A block of data:

* Begin *

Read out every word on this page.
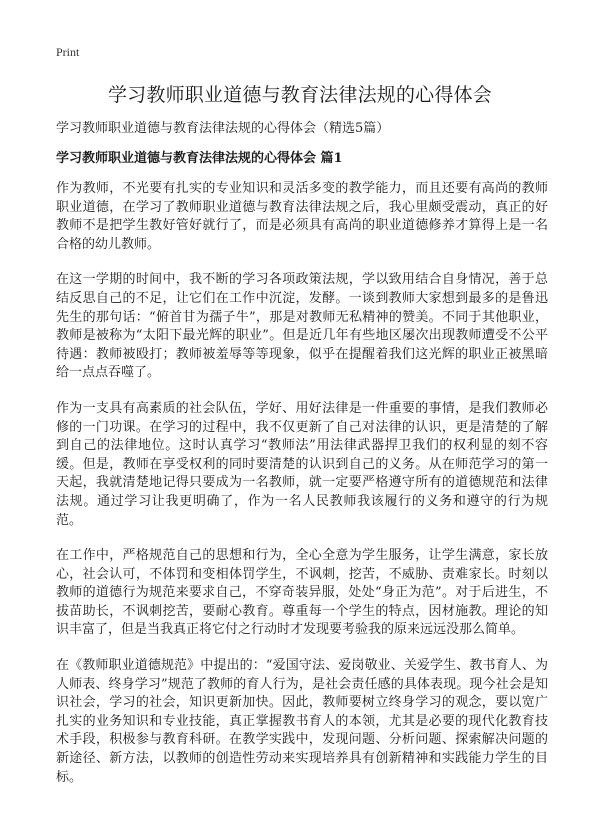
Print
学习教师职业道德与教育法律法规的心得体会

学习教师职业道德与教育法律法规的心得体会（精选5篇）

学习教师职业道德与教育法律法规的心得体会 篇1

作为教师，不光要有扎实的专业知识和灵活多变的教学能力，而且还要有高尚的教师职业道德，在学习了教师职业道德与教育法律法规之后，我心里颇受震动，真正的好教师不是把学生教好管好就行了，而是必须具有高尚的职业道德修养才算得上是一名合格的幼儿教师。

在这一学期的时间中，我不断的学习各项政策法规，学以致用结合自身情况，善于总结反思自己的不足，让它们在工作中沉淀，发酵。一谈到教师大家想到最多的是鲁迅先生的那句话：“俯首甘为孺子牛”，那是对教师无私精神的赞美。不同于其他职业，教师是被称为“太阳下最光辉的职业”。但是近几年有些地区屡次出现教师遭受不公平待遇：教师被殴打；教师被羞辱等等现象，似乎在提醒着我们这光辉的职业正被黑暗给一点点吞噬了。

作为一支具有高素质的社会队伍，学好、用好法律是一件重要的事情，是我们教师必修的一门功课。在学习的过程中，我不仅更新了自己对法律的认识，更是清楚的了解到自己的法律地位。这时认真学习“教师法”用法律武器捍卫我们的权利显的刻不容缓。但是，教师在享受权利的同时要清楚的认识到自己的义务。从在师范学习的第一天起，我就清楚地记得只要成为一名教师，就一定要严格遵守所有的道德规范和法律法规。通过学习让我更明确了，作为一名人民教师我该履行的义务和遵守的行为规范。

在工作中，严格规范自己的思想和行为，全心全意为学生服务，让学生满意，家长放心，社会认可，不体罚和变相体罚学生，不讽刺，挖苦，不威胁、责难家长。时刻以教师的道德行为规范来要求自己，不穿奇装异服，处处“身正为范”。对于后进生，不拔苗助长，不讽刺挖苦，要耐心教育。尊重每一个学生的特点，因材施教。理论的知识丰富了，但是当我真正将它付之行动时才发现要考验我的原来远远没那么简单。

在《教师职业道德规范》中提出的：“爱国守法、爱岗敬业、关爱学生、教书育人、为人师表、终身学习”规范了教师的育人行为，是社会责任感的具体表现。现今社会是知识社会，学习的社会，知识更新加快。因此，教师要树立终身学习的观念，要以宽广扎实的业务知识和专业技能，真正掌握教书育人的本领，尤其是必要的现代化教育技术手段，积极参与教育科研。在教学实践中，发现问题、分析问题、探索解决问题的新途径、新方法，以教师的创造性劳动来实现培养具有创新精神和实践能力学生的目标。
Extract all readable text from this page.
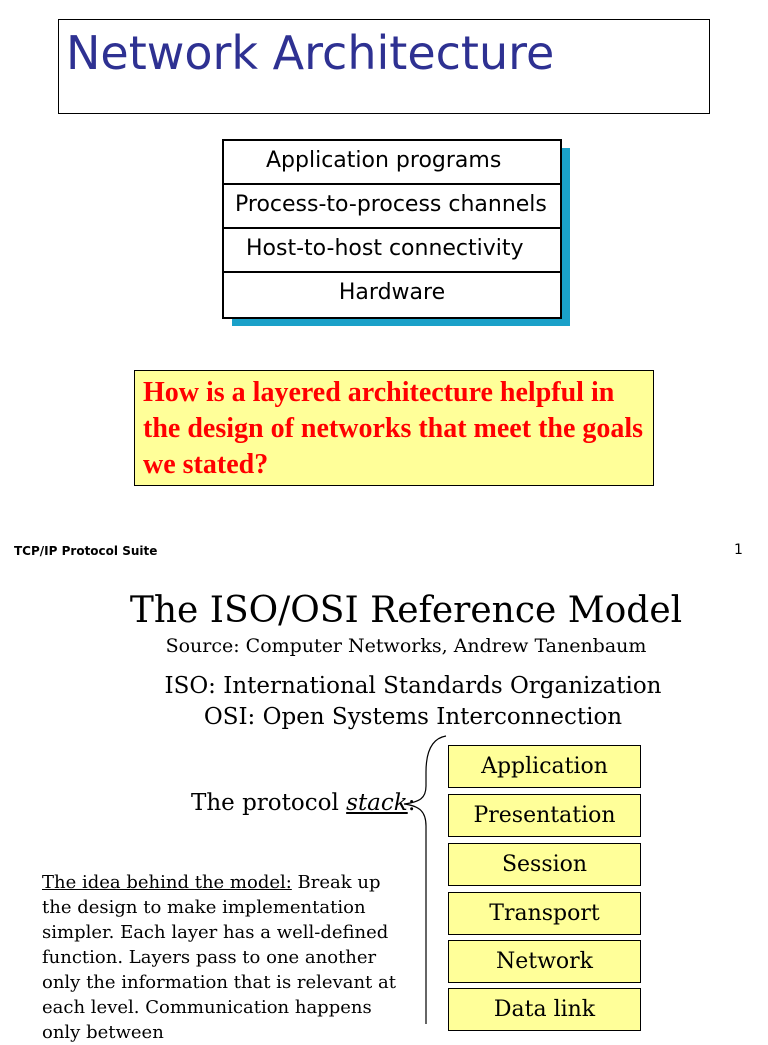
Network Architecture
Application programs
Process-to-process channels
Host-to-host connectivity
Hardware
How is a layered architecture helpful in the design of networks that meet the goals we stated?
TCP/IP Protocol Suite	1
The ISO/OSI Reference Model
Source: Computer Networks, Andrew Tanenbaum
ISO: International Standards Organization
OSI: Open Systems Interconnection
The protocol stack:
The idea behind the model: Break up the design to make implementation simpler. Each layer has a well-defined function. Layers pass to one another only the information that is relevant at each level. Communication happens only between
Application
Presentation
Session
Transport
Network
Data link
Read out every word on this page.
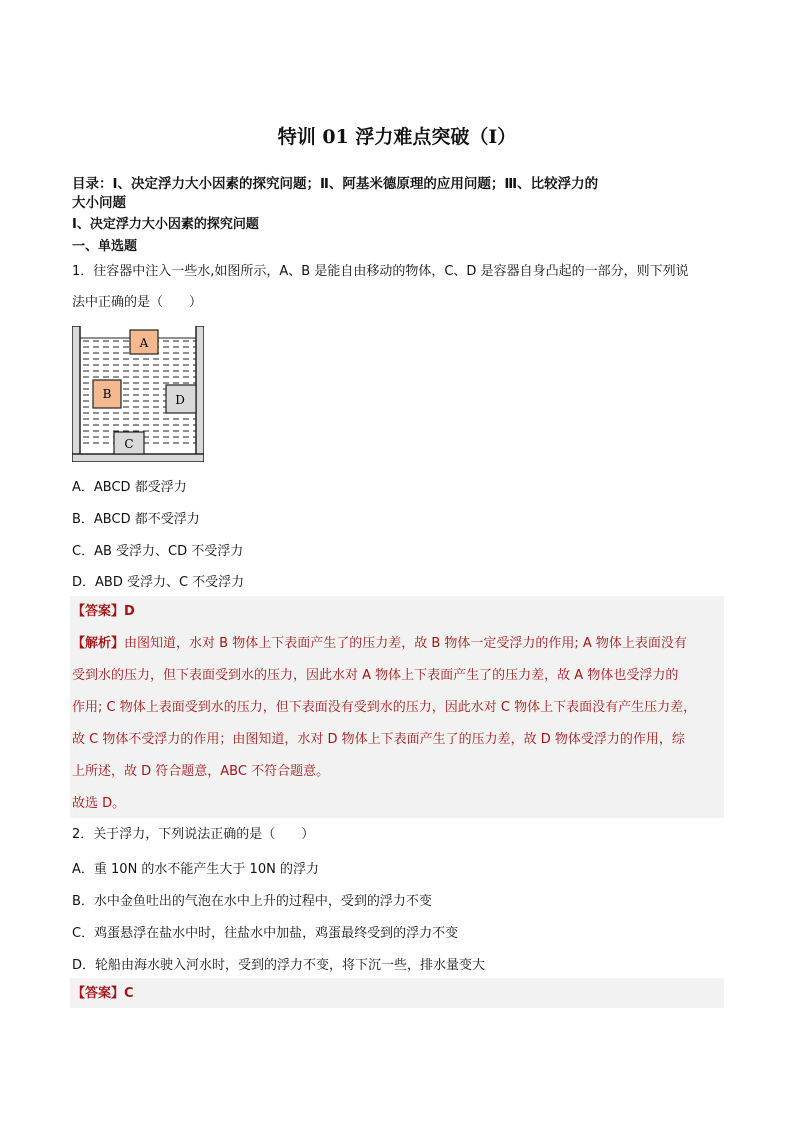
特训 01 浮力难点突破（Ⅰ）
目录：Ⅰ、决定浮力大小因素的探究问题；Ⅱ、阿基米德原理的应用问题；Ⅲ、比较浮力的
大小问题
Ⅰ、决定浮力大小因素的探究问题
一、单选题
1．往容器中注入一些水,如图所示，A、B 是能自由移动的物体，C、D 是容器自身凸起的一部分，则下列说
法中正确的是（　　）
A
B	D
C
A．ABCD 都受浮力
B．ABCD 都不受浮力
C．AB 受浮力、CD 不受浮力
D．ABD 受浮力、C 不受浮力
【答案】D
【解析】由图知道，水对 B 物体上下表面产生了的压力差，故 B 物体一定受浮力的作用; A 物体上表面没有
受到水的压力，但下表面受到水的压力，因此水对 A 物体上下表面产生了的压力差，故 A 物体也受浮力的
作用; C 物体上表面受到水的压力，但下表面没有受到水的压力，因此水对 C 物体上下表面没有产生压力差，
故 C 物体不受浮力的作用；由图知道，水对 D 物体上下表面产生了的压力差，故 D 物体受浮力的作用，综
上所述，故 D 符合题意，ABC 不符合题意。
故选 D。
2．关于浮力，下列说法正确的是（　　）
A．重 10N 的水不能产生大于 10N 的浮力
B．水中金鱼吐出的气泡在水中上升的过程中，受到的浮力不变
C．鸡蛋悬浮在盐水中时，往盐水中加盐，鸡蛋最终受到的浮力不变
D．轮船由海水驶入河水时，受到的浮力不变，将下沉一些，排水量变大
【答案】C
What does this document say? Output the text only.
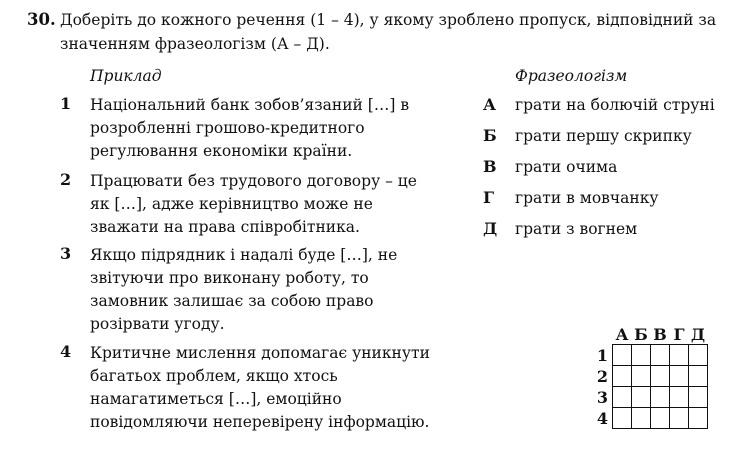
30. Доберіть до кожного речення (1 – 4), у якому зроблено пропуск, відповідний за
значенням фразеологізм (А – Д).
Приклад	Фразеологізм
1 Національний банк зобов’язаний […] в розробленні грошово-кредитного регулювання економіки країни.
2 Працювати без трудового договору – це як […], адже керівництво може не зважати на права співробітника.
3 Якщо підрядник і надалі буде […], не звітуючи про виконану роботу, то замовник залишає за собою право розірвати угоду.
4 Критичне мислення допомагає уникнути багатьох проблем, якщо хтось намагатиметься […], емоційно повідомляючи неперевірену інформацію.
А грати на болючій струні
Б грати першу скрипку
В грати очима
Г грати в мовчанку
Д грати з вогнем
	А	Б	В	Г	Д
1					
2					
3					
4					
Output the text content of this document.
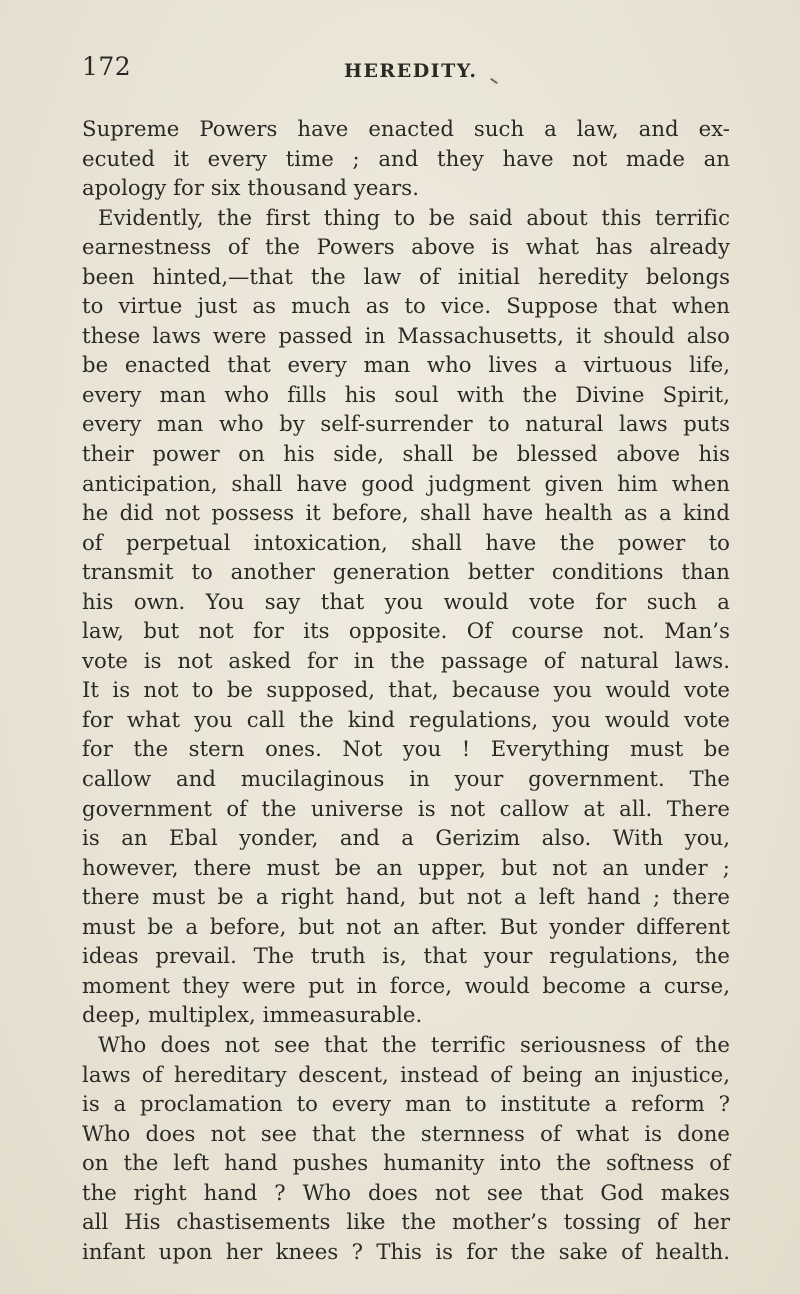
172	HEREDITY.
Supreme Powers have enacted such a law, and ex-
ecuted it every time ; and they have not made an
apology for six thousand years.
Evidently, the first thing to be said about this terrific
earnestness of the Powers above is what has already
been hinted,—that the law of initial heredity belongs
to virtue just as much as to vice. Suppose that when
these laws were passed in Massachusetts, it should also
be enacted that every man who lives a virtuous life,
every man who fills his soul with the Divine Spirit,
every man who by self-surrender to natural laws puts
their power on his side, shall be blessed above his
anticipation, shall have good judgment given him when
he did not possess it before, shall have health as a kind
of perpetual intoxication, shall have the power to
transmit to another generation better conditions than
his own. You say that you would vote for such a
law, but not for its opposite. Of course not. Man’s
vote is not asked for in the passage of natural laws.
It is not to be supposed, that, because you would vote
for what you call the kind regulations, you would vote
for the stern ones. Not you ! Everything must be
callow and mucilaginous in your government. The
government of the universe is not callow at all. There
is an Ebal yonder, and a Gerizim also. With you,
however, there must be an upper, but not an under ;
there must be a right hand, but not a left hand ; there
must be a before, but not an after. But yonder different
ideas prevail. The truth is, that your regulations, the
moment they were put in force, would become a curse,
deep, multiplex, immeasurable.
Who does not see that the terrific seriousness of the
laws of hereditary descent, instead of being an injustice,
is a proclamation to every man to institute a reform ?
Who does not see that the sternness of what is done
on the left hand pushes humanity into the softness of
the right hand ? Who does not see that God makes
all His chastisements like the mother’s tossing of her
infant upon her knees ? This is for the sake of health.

* End *

- **EXERCISE DETAILS**:
Copy the listing word for word, excluding its pictures.

- **FINAL RESULT**:
Read out every word on this page.
Print
学习教师职业道德与教育法律法规的心得体会

学习教师职业道德与教育法律法规的心得体会（精选5篇）

学习教师职业道德与教育法律法规的心得体会 篇1

作为教师，不光要有扎实的专业知识和灵活多变的教学能力，而且还要有高尚的教师职业道德，在学习了教师职业道德与教育法律法规之后，我心里颇受震动，真正的好教师不是把学生教好管好就行了，而是必须具有高尚的职业道德修养才算得上是一名合格的幼儿教师。

在这一学期的时间中，我不断的学习各项政策法规，学以致用结合自身情况，善于总结反思自己的不足，让它们在工作中沉淀，发酵。一谈到教师大家想到最多的是鲁迅先生的那句话：“俯首甘为孺子牛”，那是对教师无私精神的赞美。不同于其他职业，教师是被称为“太阳下最光辉的职业”。但是近几年有些地区屡次出现教师遭受不公平待遇：教师被殴打；教师被羞辱等等现象，似乎在提醒着我们这光辉的职业正被黑暗给一点点吞噬了。

作为一支具有高素质的社会队伍，学好、用好法律是一件重要的事情，是我们教师必修的一门功课。在学习的过程中，我不仅更新了自己对法律的认识，更是清楚的了解到自己的法律地位。这时认真学习“教师法”用法律武器捍卫我们的权利显的刻不容缓。但是，教师在享受权利的同时要清楚的认识到自己的义务。从在师范学习的第一天起，我就清楚地记得只要成为一名教师，就一定要严格遵守所有的道德规范和法律法规。通过学习让我更明确了，作为一名人民教师我该履行的义务和遵守的行为规范。

在工作中，严格规范自己的思想和行为，全心全意为学生服务，让学生满意，家长放心，社会认可，不体罚和变相体罚学生，不讽刺，挖苦，不威胁、责难家长。时刻以教师的道德行为规范来要求自己，不穿奇装异服，处处“身正为范”。对于后进生，不拔苗助长，不讽刺挖苦，要耐心教育。尊重每一个学生的特点，因材施教。理论的知识丰富了，但是当我真正将它付之行动时才发现要考验我的原来远远没那么简单。

在《教师职业道德规范》中提出的：“爱国守法、爱岗敬业、关爱学生、教书育人、为人师表、终身学习”规范了教师的育人行为，是社会责任感的具体表现。现今社会是知识社会，学习的社会，知识更新加快。因此，教师要树立终身学习的观念，要以宽广扎实的业务知识和专业技能，真正掌握教书育人的本领，尤其是必要的现代化教育技术手段，积极参与教育科研。在教学实践中，发现问题、分析问题、探索解决问题的新途径、新方法，以教师的创造性劳动来实现培养具有创新精神和实践能力学生的目标。
Extract all readable text from this page.
Network Architecture
Application programs
Process-to-process channels
Host-to-host connectivity
Hardware
How is a layered architecture helpful in the design of networks that meet the goals we stated?
TCP/IP Protocol Suite	1
The ISO/OSI Reference Model
Source: Computer Networks, Andrew Tanenbaum
ISO: International Standards Organization
OSI: Open Systems Interconnection
The protocol stack:
The idea behind the model: Break up the design to make implementation simpler. Each layer has a well-defined function. Layers pass to one another only the information that is relevant at each level. Communication happens only between
Application
Presentation
Session
Transport
Network
Data link
Read out every word on this page.
特训 01 浮力难点突破（Ⅰ）
目录：Ⅰ、决定浮力大小因素的探究问题；Ⅱ、阿基米德原理的应用问题；Ⅲ、比较浮力的
大小问题
Ⅰ、决定浮力大小因素的探究问题
一、单选题
1．往容器中注入一些水,如图所示，A、B 是能自由移动的物体，C、D 是容器自身凸起的一部分，则下列说
法中正确的是（　　）
A
B	D
C
A．ABCD 都受浮力
B．ABCD 都不受浮力
C．AB 受浮力、CD 不受浮力
D．ABD 受浮力、C 不受浮力
【答案】D
【解析】由图知道，水对 B 物体上下表面产生了的压力差，故 B 物体一定受浮力的作用; A 物体上表面没有
受到水的压力，但下表面受到水的压力，因此水对 A 物体上下表面产生了的压力差，故 A 物体也受浮力的
作用; C 物体上表面受到水的压力，但下表面没有受到水的压力，因此水对 C 物体上下表面没有产生压力差，
故 C 物体不受浮力的作用；由图知道，水对 D 物体上下表面产生了的压力差，故 D 物体受浮力的作用，综
上所述，故 D 符合题意，ABC 不符合题意。
故选 D。
2．关于浮力，下列说法正确的是（　　）
A．重 10N 的水不能产生大于 10N 的浮力
B．水中金鱼吐出的气泡在水中上升的过程中，受到的浮力不变
C．鸡蛋悬浮在盐水中时，往盐水中加盐，鸡蛋最终受到的浮力不变
D．轮船由海水驶入河水时，受到的浮力不变，将下沉一些，排水量变大
【答案】C
What does this document say? Output the text only.
30. Доберіть до кожного речення (1 – 4), у якому зроблено пропуск, відповідний за
значенням фразеологізм (А – Д).
Приклад	Фразеологізм
1 Національний банк зобов’язаний […] в розробленні грошово-кредитного регулювання економіки країни.
2 Працювати без трудового договору – це як […], адже керівництво може не зважати на права співробітника.
3 Якщо підрядник і надалі буде […], не звітуючи про виконану роботу, то замовник залишає за собою право розірвати угоду.
4 Критичне мислення допомагає уникнути багатьох проблем, якщо хтось намагатиметься […], емоційно повідомляючи неперевірену інформацію.
А грати на болючій струні
Б грати першу скрипку
В грати очима
Г грати в мовчанку
Д грати з вогнем
	А	Б	В	Г	Д
1					
2					
3					
4					
Output the text content of this document.
172	HEREDITY.
Supreme Powers have enacted such a law, and ex-
ecuted it every time ; and they have not made an
apology for six thousand years.
Evidently, the first thing to be said about this terrific
earnestness of the Powers above is what has already
been hinted,—that the law of initial heredity belongs
to virtue just as much as to vice. Suppose that when
these laws were passed in Massachusetts, it should also
be enacted that every man who lives a virtuous life,
every man who fills his soul with the Divine Spirit,
every man who by self-surrender to natural laws puts
their power on his side, shall be blessed above his
anticipation, shall have good judgment given him when
he did not possess it before, shall have health as a kind
of perpetual intoxication, shall have the power to
transmit to another generation better conditions than
his own. You say that you would vote for such a
law, but not for its opposite. Of course not. Man’s
vote is not asked for in the passage of natural laws.
It is not to be supposed, that, because you would vote
for what you call the kind regulations, you would vote
for the stern ones. Not you ! Everything must be
callow and mucilaginous in your government. The
government of the universe is not callow at all. There
is an Ebal yonder, and a Gerizim also. With you,
however, there must be an upper, but not an under ;
there must be a right hand, but not a left hand ; there
must be a before, but not an after. But yonder different
ideas prevail. The truth is, that your regulations, the
moment they were put in force, would become a curse,
deep, multiplex, immeasurable.
Who does not see that the terrific seriousness of the
laws of hereditary descent, instead of being an injustice,
is a proclamation to every man to institute a reform ?
Who does not see that the sternness of what is done
on the left hand pushes humanity into the softness of
the right hand ? Who does not see that God makes
all His chastisements like the mother’s tossing of her
infant upon her knees ? This is for the sake of health.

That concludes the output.